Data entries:

※ ※ ※

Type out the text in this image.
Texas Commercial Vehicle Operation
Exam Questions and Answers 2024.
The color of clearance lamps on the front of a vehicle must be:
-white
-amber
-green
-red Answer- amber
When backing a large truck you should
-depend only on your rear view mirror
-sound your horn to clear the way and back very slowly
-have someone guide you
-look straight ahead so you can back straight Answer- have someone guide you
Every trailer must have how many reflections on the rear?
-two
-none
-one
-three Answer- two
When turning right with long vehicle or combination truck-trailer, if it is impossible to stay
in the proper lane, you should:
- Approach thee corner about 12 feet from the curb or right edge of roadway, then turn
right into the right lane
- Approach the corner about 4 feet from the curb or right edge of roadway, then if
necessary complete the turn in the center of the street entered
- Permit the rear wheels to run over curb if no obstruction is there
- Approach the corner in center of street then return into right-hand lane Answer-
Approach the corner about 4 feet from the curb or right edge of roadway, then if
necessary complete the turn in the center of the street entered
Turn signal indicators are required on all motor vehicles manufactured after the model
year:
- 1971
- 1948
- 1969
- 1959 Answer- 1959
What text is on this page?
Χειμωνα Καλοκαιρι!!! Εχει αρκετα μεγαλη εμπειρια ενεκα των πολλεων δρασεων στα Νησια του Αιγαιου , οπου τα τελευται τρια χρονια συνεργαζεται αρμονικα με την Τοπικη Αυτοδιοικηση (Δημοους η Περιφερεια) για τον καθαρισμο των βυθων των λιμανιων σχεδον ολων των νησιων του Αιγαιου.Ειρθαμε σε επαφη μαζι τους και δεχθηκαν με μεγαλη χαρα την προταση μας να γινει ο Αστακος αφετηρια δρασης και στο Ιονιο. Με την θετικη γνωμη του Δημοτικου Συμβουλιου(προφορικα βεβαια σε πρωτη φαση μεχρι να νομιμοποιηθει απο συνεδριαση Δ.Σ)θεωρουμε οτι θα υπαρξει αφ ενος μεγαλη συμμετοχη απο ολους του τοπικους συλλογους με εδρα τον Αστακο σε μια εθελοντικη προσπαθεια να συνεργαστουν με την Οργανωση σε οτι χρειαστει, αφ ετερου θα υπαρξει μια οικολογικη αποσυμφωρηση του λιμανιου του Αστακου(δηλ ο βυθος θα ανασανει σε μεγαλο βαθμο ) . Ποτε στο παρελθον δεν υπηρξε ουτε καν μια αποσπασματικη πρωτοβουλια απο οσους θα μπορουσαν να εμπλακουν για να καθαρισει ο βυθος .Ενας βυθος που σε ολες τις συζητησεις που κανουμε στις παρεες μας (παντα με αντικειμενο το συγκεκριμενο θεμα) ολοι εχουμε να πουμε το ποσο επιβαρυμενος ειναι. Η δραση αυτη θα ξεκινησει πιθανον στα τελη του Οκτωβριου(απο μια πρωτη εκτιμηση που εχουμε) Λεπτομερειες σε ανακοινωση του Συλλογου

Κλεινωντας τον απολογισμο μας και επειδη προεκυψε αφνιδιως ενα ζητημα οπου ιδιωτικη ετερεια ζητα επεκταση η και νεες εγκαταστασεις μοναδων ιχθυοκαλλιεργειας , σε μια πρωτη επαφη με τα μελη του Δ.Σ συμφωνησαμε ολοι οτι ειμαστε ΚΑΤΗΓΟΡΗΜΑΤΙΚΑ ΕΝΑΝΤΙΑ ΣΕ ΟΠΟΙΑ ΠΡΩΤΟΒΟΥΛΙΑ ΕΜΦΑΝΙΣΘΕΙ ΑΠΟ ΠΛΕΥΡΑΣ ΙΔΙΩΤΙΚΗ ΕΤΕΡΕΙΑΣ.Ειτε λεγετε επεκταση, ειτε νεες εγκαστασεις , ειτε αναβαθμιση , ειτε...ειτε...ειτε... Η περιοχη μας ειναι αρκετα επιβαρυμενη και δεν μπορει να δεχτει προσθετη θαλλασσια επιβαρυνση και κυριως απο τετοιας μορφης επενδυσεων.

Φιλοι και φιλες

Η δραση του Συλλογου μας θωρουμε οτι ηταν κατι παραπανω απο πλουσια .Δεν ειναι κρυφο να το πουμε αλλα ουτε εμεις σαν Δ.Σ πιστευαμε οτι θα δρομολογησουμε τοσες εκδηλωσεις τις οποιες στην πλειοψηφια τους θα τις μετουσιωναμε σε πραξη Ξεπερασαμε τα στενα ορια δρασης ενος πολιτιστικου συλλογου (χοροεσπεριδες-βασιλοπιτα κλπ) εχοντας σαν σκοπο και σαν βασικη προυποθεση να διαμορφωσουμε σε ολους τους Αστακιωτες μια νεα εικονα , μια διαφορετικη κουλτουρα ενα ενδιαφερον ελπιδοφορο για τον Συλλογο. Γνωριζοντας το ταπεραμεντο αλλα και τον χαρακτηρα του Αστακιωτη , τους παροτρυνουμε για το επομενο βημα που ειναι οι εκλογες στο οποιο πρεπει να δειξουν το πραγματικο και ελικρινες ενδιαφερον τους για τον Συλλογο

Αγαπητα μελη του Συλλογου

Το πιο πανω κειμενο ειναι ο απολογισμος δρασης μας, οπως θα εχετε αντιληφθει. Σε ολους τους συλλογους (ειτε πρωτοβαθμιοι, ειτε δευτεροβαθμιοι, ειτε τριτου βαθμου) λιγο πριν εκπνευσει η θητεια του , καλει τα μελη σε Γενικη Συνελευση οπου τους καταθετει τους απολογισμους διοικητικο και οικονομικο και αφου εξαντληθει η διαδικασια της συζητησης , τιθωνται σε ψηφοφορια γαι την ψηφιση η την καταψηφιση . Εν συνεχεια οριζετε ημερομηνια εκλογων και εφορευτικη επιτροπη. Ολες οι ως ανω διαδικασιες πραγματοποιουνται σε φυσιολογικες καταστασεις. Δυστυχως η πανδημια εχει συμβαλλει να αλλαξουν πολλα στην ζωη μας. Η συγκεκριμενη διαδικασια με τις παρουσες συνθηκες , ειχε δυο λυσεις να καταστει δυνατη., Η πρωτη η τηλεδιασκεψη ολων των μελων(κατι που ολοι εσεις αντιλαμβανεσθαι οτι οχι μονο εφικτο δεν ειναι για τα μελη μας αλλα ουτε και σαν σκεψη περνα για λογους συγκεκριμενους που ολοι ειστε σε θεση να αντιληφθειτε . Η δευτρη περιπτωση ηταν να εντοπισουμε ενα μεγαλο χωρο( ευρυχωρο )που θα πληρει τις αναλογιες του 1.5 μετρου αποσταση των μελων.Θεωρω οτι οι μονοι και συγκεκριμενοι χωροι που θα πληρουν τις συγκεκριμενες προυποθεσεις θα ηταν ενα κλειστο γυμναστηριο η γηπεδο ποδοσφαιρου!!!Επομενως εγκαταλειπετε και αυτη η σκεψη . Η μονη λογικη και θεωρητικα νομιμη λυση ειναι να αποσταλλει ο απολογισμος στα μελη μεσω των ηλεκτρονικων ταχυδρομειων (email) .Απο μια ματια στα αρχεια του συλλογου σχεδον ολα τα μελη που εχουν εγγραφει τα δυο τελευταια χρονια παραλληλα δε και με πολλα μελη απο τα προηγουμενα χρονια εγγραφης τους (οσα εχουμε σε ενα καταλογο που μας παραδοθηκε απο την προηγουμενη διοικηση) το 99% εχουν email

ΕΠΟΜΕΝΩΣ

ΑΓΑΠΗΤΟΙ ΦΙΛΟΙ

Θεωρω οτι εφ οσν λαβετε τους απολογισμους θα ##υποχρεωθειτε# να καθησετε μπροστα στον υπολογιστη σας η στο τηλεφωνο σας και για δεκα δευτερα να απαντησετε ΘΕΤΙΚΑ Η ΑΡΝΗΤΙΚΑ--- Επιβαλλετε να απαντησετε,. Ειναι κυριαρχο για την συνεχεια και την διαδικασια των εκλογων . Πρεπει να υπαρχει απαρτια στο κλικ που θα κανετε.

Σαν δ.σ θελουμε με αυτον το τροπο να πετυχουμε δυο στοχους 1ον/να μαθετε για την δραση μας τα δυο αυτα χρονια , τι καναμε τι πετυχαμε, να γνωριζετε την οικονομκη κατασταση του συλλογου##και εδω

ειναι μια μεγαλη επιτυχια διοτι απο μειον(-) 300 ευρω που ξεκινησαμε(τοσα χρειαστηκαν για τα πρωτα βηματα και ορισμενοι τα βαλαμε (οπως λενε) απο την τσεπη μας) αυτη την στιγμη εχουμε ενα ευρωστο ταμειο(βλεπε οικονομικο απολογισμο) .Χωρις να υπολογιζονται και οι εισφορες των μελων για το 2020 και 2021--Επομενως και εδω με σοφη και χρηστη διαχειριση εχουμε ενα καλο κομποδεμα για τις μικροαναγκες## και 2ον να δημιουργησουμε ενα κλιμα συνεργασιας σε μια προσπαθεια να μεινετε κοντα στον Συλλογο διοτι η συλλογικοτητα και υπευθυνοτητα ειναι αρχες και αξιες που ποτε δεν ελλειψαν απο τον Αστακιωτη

※ ※ ※

Work to be completed => Out of the material above, gather each line where "Approach" appears.

Output of the task =>
- Approach thee corner about 12 feet from the curb or right edge of roadway, then turn
- Approach the corner about 4 feet from the curb or right edge of roadway, then if
- Approach the corner in center of street then return into right-hand lane Answer-
Approach the corner about 4 feet from the curb or right edge of roadway, then if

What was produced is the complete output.